Search the listing for the string "JSON" and copy every line that contains it.

*** Supplied data ***

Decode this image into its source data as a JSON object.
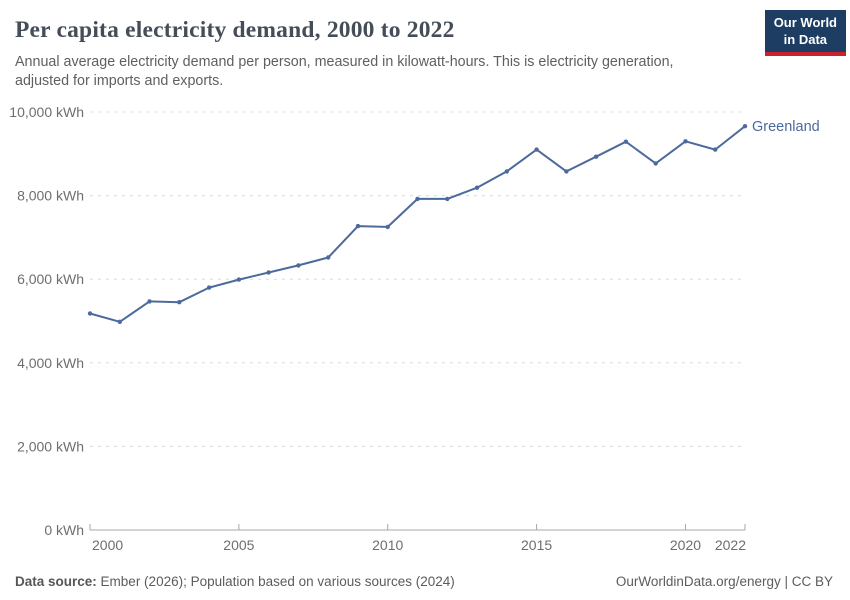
{
  "header": {
    "title": "Per capita electricity demand, 2000 to 2022",
    "subtitle": "Annual average electricity demand per person, measured in kilowatt-hours. This is electricity generation, adjusted for imports and exports.",
    "logo": {
      "line1": "Our World",
      "line2": "in Data"
    }
  },
  "chart_data": {
    "type": "line",
    "title": "Per capita electricity demand, 2000 to 2022",
    "x": [
      2000,
      2001,
      2002,
      2003,
      2004,
      2005,
      2006,
      2007,
      2008,
      2009,
      2010,
      2011,
      2012,
      2013,
      2014,
      2015,
      2016,
      2017,
      2018,
      2019,
      2020,
      2021,
      2022
    ],
    "series": [
      {
        "name": "Greenland",
        "color": "#4C6A9C",
        "values": [
          5180,
          4980,
          5470,
          5450,
          5800,
          5990,
          6160,
          6330,
          6520,
          7270,
          7250,
          7920,
          7920,
          8190,
          8580,
          9100,
          8580,
          8930,
          9290,
          8770,
          9300,
          9100,
          9660
        ]
      }
    ],
    "unit": "kWh",
    "ylim": [
      0,
      10000
    ],
    "yticks": [
      {
        "value": 0,
        "label": "0 kWh"
      },
      {
        "value": 2000,
        "label": "2,000 kWh"
      },
      {
        "value": 4000,
        "label": "4,000 kWh"
      },
      {
        "value": 6000,
        "label": "6,000 kWh"
      },
      {
        "value": 8000,
        "label": "8,000 kWh"
      },
      {
        "value": 10000,
        "label": "10,000 kWh"
      }
    ],
    "xticks": [
      {
        "value": 2000,
        "label": "2000"
      },
      {
        "value": 2005,
        "label": "2005"
      },
      {
        "value": 2010,
        "label": "2010"
      },
      {
        "value": 2015,
        "label": "2015"
      },
      {
        "value": 2020,
        "label": "2020"
      },
      {
        "value": 2022,
        "label": "2022"
      }
    ],
    "grid": "horizontal-dashed",
    "legend_position": "line-end-label"
  },
  "footer": {
    "source_label": "Data source:",
    "source_text": "Ember (2026); Population based on various sources (2024)",
    "right_text": "OurWorldinData.org/energy | CC BY"
  },
  "colors": {
    "series_blue": "#4C6A9C",
    "logo_navy": "#1D3D63",
    "logo_red": "#C8232D",
    "grid_gray": "#DBDBDB",
    "axis_gray": "#A7A7A7",
    "tick_label_gray": "#6E6E6E",
    "title_color": "#454D58",
    "subtitle_gray": "#5F5F5F",
    "footer_gray": "#5C5C5C"
  }
}
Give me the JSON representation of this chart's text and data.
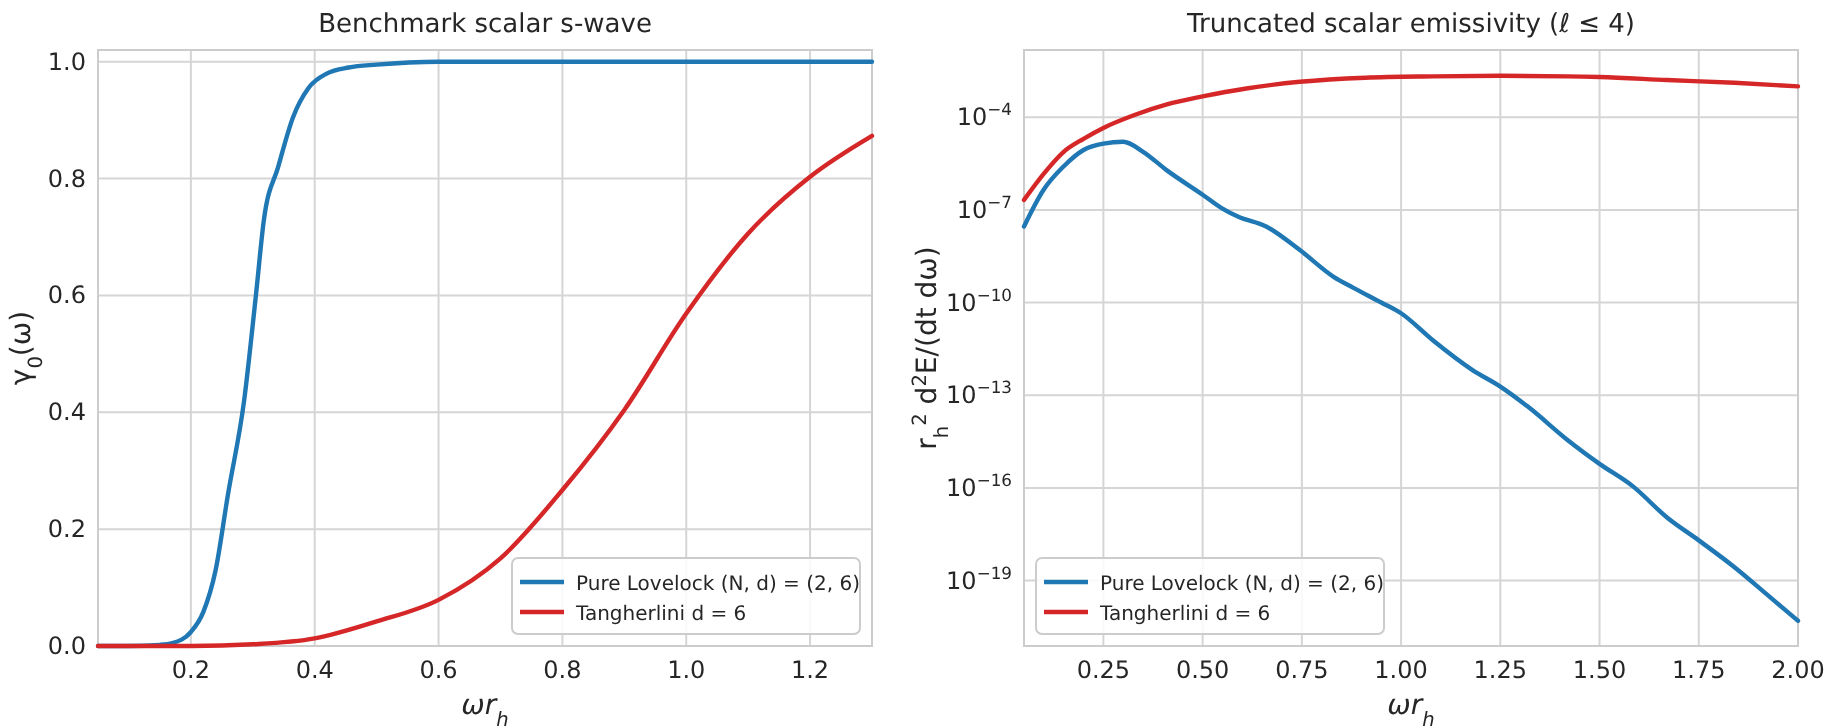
{
  "chart_data": [
    {
      "type": "line",
      "title": "Benchmark scalar s-wave",
      "xlabel": "ωr$_{h}$",
      "ylabel": "γ$_{0}$(ω)",
      "xlim": [
        0.05,
        1.3
      ],
      "ylim": [
        0,
        1.02
      ],
      "xticks": [
        {
          "value": 0.2,
          "label": "0.2"
        },
        {
          "value": 0.4,
          "label": "0.4"
        },
        {
          "value": 0.6,
          "label": "0.6"
        },
        {
          "value": 0.8,
          "label": "0.8"
        },
        {
          "value": 1.0,
          "label": "1.0"
        },
        {
          "value": 1.2,
          "label": "1.2"
        }
      ],
      "yticks": [
        {
          "value": 0,
          "label": "0.0"
        },
        {
          "value": 0.2,
          "label": "0.2"
        },
        {
          "value": 0.4,
          "label": "0.4"
        },
        {
          "value": 0.6,
          "label": "0.6"
        },
        {
          "value": 0.8,
          "label": "0.8"
        },
        {
          "value": 1.0,
          "label": "1.0"
        }
      ],
      "grid": true,
      "legend": "bottom right",
      "series": [
        {
          "name": "Pure Lovelock (N, d) = (2, 6)",
          "color": "#1f77b4",
          "x": [
            0.05,
            0.1,
            0.15,
            0.17,
            0.2,
            0.22,
            0.24,
            0.26,
            0.286,
            0.305,
            0.318,
            0.341,
            0.365,
            0.39,
            0.42,
            0.455,
            0.5,
            0.6,
            0.8,
            1.0,
            1.3
          ],
          "values": [
            0,
            0,
            0.002,
            0.005,
            0.024,
            0.058,
            0.13,
            0.26,
            0.42,
            0.6,
            0.73,
            0.82,
            0.905,
            0.955,
            0.98,
            0.99,
            0.995,
            1.0,
            1.0,
            1.0,
            1.0
          ]
        },
        {
          "name": "Tangherlini d = 6",
          "color": "#d62728",
          "x": [
            0.05,
            0.1,
            0.2,
            0.3,
            0.4,
            0.5,
            0.6,
            0.7,
            0.8,
            0.9,
            1.0,
            1.1,
            1.2,
            1.3
          ],
          "values": [
            0,
            0,
            0,
            0.003,
            0.013,
            0.042,
            0.079,
            0.15,
            0.267,
            0.404,
            0.569,
            0.706,
            0.803,
            0.873
          ]
        }
      ]
    },
    {
      "type": "line",
      "title": "Truncated scalar emissivity (ℓ ≤ 4)",
      "xlabel": "ωr$_{h}$",
      "ylabel": "r$_{h}$$^{2}$ d$^{2}$E/(dt dω)",
      "log": "y",
      "xlim": [
        0.05,
        2.0
      ],
      "ylim": [
        7.6e-22,
        0.015
      ],
      "xticks": [
        {
          "value": 0.25,
          "label": "0.25"
        },
        {
          "value": 0.5,
          "label": "0.50"
        },
        {
          "value": 0.75,
          "label": "0.75"
        },
        {
          "value": 1.0,
          "label": "1.00"
        },
        {
          "value": 1.25,
          "label": "1.25"
        },
        {
          "value": 1.5,
          "label": "1.50"
        },
        {
          "value": 1.75,
          "label": "1.75"
        },
        {
          "value": 2.0,
          "label": "2.00"
        }
      ],
      "yticks": [
        {
          "value": 1e-19,
          "label": "10$^{−19}$"
        },
        {
          "value": 1e-16,
          "label": "10$^{−16}$"
        },
        {
          "value": 1e-13,
          "label": "10$^{−13}$"
        },
        {
          "value": 1e-10,
          "label": "10$^{−10}$"
        },
        {
          "value": 1e-07,
          "label": "10$^{−7}$"
        },
        {
          "value": 0.0001,
          "label": "10$^{−4}$"
        }
      ],
      "grid": true,
      "legend": "bottom left",
      "series": [
        {
          "name": "Pure Lovelock (N, d) = (2, 6)",
          "color": "#1f77b4",
          "x": [
            0.05,
            0.099,
            0.149,
            0.2,
            0.25,
            0.3,
            0.35,
            0.41,
            0.5,
            0.55,
            0.59,
            0.66,
            0.745,
            0.83,
            0.88,
            0.95,
            1.0,
            1.08,
            1.18,
            1.25,
            1.32,
            1.42,
            1.5,
            1.585,
            1.67,
            1.75,
            1.84,
            1.92,
            2.0
          ],
          "values": [
            2.9e-08,
            4.4e-07,
            2.5e-06,
            8.7e-06,
            1.4e-05,
            1.6e-05,
            7.6e-06,
            1.9e-06,
            3.1e-07,
            1.1e-07,
            6e-08,
            2.9e-08,
            5e-09,
            6.8e-10,
            3e-10,
            1e-10,
            4.5e-11,
            6e-12,
            6.5e-13,
            1.9e-13,
            4.2e-14,
            3.5e-15,
            6e-16,
            1.1e-16,
            1.1e-17,
            2e-18,
            2.7e-19,
            3.7e-20,
            5e-21
          ]
        },
        {
          "name": "Tangherlini d = 6",
          "color": "#d62728",
          "x": [
            0.05,
            0.1,
            0.15,
            0.2,
            0.25,
            0.33,
            0.41,
            0.5,
            0.61,
            0.745,
            0.91,
            1.08,
            1.25,
            1.42,
            1.5,
            1.67,
            1.84,
            2.0
          ],
          "values": [
            2.1e-07,
            1.5e-06,
            7.6e-06,
            2e-05,
            4.5e-05,
            0.00012,
            0.00026,
            0.00047,
            0.00085,
            0.0014,
            0.0019,
            0.0021,
            0.0022,
            0.0021,
            0.002,
            0.0016,
            0.0013,
            0.001
          ]
        }
      ]
    }
  ]
}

***

Task output:
Decode this image into its source data as a JSON object.
Give me the JSON representation of this chart's text and data.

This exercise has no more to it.